··· Data listing ···

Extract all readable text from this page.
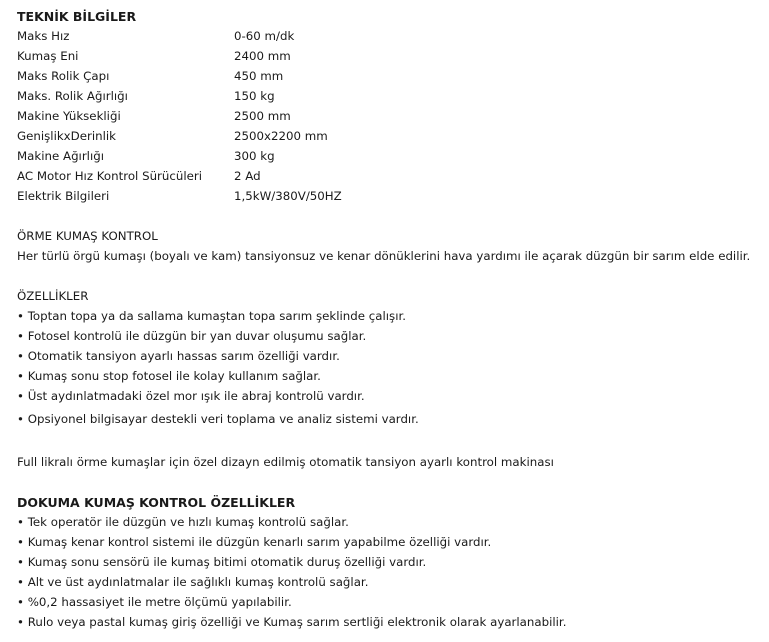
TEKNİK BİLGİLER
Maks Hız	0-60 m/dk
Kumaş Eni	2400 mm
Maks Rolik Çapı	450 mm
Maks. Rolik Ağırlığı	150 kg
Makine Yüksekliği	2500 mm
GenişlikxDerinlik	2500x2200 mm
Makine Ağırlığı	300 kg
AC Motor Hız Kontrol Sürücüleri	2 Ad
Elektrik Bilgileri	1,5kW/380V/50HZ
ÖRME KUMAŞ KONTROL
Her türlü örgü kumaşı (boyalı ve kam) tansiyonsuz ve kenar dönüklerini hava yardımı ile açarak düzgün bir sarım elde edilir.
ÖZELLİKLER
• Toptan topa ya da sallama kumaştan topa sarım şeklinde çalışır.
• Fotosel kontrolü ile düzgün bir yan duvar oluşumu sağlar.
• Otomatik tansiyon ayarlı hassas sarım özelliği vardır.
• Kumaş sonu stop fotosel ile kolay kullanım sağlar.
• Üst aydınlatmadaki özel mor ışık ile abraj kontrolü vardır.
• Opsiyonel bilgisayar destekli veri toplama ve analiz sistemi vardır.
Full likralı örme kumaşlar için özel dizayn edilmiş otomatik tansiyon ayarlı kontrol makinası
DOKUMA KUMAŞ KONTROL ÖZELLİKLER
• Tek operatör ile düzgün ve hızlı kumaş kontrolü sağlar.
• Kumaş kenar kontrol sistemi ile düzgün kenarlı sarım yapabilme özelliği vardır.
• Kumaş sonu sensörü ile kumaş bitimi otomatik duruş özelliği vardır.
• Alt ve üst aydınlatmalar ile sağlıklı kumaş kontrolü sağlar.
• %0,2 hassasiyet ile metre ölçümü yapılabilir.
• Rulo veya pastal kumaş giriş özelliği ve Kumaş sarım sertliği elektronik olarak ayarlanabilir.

···

## Stated exercise:
Your job is to transcribe the entries above exactly; skip the pictures.

## Answer to the task:
Extract all readable text from this page.
TEKNİK BİLGİLER
Maks Hız	0-60 m/dk
Kumaş Eni	2400 mm
Maks Rolik Çapı	450 mm
Maks. Rolik Ağırlığı	150 kg
Makine Yüksekliği	2500 mm
GenişlikxDerinlik	2500x2200 mm
Makine Ağırlığı	300 kg
AC Motor Hız Kontrol Sürücüleri	2 Ad
Elektrik Bilgileri	1,5kW/380V/50HZ
ÖRME KUMAŞ KONTROL
Her türlü örgü kumaşı (boyalı ve kam) tansiyonsuz ve kenar dönüklerini hava yardımı ile açarak düzgün bir sarım elde edilir.
ÖZELLİKLER
• Toptan topa ya da sallama kumaştan topa sarım şeklinde çalışır.
• Fotosel kontrolü ile düzgün bir yan duvar oluşumu sağlar.
• Otomatik tansiyon ayarlı hassas sarım özelliği vardır.
• Kumaş sonu stop fotosel ile kolay kullanım sağlar.
• Üst aydınlatmadaki özel mor ışık ile abraj kontrolü vardır.
• Opsiyonel bilgisayar destekli veri toplama ve analiz sistemi vardır.
Full likralı örme kumaşlar için özel dizayn edilmiş otomatik tansiyon ayarlı kontrol makinası
DOKUMA KUMAŞ KONTROL ÖZELLİKLER
• Tek operatör ile düzgün ve hızlı kumaş kontrolü sağlar.
• Kumaş kenar kontrol sistemi ile düzgün kenarlı sarım yapabilme özelliği vardır.
• Kumaş sonu sensörü ile kumaş bitimi otomatik duruş özelliği vardır.
• Alt ve üst aydınlatmalar ile sağlıklı kumaş kontrolü sağlar.
• %0,2 hassasiyet ile metre ölçümü yapılabilir.
• Rulo veya pastal kumaş giriş özelliği ve Kumaş sarım sertliği elektronik olarak ayarlanabilir.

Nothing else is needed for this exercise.